Emit only the lines from the line containing "OCR this image." through the last line of the entries, unchanged.

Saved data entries
+++++

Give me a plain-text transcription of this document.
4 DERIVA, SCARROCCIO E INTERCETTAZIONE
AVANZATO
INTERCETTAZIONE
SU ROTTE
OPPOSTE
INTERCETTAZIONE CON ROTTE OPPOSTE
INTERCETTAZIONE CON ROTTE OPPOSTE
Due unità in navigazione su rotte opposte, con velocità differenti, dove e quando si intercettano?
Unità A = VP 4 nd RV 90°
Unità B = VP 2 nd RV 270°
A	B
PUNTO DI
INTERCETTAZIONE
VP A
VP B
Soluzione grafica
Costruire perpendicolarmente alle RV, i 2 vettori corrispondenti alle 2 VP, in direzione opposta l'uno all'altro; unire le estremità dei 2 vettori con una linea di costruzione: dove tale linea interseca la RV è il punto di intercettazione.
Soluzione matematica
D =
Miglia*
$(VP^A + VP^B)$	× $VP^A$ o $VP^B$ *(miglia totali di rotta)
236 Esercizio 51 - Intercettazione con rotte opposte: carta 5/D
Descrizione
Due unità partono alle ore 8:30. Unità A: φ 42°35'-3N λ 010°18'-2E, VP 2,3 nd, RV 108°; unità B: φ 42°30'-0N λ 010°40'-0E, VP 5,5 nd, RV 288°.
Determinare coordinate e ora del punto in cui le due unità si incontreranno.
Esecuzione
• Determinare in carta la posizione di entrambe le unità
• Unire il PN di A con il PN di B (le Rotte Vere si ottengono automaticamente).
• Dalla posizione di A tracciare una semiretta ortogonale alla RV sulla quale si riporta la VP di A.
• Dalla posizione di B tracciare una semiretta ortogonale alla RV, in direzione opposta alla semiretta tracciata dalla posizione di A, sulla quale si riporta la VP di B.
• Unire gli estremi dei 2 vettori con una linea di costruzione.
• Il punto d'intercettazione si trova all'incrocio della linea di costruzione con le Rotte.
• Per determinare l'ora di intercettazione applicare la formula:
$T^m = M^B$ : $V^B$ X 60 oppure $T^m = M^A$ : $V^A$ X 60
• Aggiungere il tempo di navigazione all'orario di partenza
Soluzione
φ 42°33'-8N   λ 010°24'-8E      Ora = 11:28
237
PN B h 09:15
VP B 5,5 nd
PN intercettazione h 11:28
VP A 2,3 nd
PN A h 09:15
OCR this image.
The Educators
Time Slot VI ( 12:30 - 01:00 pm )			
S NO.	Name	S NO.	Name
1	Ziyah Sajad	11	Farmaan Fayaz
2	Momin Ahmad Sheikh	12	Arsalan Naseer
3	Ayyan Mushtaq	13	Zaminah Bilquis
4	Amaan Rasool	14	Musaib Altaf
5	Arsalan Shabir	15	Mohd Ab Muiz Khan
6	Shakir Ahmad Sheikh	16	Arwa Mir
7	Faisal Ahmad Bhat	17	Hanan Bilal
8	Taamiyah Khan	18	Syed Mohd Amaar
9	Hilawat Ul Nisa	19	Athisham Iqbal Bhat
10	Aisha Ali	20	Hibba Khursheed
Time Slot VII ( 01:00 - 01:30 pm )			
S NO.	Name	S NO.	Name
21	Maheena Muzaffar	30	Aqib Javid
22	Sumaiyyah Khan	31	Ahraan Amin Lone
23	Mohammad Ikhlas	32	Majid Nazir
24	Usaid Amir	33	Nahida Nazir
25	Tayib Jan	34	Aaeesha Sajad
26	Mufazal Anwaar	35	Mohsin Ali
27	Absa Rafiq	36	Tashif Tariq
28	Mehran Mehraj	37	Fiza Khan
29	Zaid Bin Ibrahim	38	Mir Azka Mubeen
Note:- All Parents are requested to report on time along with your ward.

+++++

Task result:
OCR this image.
The Educators
Time Slot VI ( 12:30 - 01:00 pm )			
S NO.	Name	S NO.	Name
1	Ziyah Sajad	11	Farmaan Fayaz
2	Momin Ahmad Sheikh	12	Arsalan Naseer
3	Ayyan Mushtaq	13	Zaminah Bilquis
4	Amaan Rasool	14	Musaib Altaf
5	Arsalan Shabir	15	Mohd Ab Muiz Khan
6	Shakir Ahmad Sheikh	16	Arwa Mir
7	Faisal Ahmad Bhat	17	Hanan Bilal
8	Taamiyah Khan	18	Syed Mohd Amaar
9	Hilawat Ul Nisa	19	Athisham Iqbal Bhat
10	Aisha Ali	20	Hibba Khursheed
Time Slot VII ( 01:00 - 01:30 pm )			
S NO.	Name	S NO.	Name
21	Maheena Muzaffar	30	Aqib Javid
22	Sumaiyyah Khan	31	Ahraan Amin Lone
23	Mohammad Ikhlas	32	Majid Nazir
24	Usaid Amir	33	Nahida Nazir
25	Tayib Jan	34	Aaeesha Sajad
26	Mufazal Anwaar	35	Mohsin Ali
27	Absa Rafiq	36	Tashif Tariq
28	Mehran Mehraj	37	Fiza Khan
29	Zaid Bin Ibrahim	38	Mir Azka Mubeen
Note:- All Parents are requested to report on time along with your ward.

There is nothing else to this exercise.